» Reading passage:
What does that say about their mindset, as a whole?  Here at CAPS there are plenty of people talking about making money in a down market...there are ways.

But when the big traders and funds come to an apparent standstill on a down day, then they arent' thinking about making money at all, are they?  It seems more like they are either trying to preserve....or are happy to sit on their assets until the day/week/month settles out.

I'm not a big trader, but it seems that the behavior has a fundamental difference in mentality--either from planning, emotion, information, or capability (yeah, they've got lots of money, most don't....but it might be something else)

I'm not really pushing some conspiracy theory--just wanting to hear some deep thoughts on how this is playing out.  Things have changed...

Report this comment
#13) On March 31, 2009 at 5:46 PM, AnomaLee (30.09) wrote:

"I'm not really pushing some conspiracy theory--just wanting to hear some deep thoughts on how this is playing out.  Things have changed..."

There hasn't really been any change. This is something that has gone on for years since the beginning of trade. The combined 'market value' for stocks in mutual funds was over $3 trillion as of February which probably accounts for nearly 1/3 of the total value of the U.S. stock market. Money equals power, and this is why the big mutual funds have so much power over the market. For the majority of the Russell 3000 stocks the big funds control the weighted price of these stocks. They are the herd that we all track and sometimes steer through the ticker.

The majority of daily flows on the major indexes are from targeted funds. These funds have certain criteria to fulfill that are very narrow. A good example would be small cap, large cap, and foreign funds where fund managers are legally obligated to target investments that are generally outlined in their guidelines, prospectus, etc.

There is pressure on fund managers to be active [because they're not paid to be inactive] and maintain specific holdings [no matter what]. Most funds keep less than 5% of their portfolio reserved in cash and typically have high cash turnover, so there is constantly a need to re-allocate their positions. For instance, over a $300 billion were withdrawn from mutual funds between January and February this year. The bid/ask price adjust throughout the sessions accordingly to demands and to any developments that may affect a core position.(ie. large-cap financials, GM, etc)

» What you have to do: Rewrite the forum discussion starting with "What does that" and going on through "be something else)", replacing "mindset" with "outlook". The listing after this point is separate material and has no connection to the forum discussion.

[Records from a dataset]

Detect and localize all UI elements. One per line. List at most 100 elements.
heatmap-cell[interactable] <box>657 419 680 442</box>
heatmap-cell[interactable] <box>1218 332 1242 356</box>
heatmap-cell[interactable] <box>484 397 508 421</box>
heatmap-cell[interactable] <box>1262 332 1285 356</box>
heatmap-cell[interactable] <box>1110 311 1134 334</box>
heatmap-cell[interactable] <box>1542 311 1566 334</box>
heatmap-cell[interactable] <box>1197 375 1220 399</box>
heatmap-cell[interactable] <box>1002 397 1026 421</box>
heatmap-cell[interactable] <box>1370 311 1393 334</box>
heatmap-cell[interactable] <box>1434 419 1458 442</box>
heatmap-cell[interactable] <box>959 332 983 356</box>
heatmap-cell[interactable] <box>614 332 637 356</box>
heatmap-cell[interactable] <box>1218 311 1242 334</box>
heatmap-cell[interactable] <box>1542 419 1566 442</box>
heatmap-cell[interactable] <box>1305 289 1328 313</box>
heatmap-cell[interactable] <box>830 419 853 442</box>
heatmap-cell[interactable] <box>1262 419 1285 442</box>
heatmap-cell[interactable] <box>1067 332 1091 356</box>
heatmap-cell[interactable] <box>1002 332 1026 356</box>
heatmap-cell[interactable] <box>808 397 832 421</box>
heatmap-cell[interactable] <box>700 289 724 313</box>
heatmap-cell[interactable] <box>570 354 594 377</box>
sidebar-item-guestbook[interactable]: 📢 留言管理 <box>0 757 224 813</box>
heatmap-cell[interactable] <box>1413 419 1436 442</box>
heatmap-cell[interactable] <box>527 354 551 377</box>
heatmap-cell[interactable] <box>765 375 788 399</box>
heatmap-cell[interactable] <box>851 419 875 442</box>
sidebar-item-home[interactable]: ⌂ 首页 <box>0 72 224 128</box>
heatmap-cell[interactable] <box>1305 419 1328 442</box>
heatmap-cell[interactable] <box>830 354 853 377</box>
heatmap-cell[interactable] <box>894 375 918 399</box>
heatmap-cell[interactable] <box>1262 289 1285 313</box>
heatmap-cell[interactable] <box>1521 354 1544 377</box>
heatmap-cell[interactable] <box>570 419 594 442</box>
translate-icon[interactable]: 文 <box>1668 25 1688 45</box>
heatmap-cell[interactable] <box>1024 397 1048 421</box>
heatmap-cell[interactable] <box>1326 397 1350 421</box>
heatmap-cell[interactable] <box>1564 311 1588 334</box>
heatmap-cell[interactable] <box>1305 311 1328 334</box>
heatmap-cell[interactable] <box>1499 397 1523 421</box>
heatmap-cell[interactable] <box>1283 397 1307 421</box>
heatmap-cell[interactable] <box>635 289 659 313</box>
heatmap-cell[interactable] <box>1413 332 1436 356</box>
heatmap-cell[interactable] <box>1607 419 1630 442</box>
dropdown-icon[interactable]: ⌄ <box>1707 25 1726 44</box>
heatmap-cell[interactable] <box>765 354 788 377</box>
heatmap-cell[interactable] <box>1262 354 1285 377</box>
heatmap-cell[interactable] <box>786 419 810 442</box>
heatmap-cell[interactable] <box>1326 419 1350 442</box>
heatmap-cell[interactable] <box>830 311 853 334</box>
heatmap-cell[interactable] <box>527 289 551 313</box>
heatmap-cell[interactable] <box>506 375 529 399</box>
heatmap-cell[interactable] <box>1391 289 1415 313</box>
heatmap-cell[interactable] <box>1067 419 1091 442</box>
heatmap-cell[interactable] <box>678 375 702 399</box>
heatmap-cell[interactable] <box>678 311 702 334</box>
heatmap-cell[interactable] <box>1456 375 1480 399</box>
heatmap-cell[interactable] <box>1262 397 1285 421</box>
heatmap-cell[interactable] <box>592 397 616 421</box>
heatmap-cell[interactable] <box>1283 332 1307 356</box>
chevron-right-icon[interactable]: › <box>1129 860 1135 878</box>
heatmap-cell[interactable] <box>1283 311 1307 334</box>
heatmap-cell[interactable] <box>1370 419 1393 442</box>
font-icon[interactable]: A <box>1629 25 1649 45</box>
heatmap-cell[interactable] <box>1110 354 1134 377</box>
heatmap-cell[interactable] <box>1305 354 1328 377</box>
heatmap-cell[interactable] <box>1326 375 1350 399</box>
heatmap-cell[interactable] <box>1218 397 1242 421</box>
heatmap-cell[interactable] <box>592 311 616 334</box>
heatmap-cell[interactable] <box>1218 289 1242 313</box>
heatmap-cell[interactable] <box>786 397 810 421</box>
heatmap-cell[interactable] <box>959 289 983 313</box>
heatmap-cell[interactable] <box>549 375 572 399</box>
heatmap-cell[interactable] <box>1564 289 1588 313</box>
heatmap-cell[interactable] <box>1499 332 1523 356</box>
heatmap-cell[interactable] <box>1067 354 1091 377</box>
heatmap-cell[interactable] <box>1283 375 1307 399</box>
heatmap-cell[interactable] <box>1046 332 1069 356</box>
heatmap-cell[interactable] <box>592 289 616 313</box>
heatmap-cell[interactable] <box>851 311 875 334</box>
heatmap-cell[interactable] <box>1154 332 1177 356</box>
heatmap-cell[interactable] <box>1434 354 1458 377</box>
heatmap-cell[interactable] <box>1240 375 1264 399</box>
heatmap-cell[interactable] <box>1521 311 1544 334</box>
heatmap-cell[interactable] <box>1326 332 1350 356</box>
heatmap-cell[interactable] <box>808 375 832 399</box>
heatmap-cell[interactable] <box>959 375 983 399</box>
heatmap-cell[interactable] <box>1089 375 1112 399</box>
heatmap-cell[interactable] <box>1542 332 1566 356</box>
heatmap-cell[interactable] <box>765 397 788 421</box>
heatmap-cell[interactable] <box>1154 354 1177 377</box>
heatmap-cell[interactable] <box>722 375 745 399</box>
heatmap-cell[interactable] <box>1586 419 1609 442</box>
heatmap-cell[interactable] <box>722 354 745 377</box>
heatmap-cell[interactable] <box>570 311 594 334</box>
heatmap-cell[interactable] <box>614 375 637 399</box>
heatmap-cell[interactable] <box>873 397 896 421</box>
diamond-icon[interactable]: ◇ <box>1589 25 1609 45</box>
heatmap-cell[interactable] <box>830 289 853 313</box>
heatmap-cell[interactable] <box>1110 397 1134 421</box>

» Finished task:
What does that say about their outlook, as a whole?  Here at CAPS there are plenty of people talking about making money in a down market...there are ways.

But when the big traders and funds come to an apparent standstill on a down day, then they arent' thinking about making money at all, are they?  It seems more like they are either trying to preserve....or are happy to sit on their assets until the day/week/month settles out.

I'm not a big trader, but it seems that the behavior has a fundamental difference in mentality--either from planning, emotion, information, or capability (yeah, they've got lots of money, most don't....but it might be something else)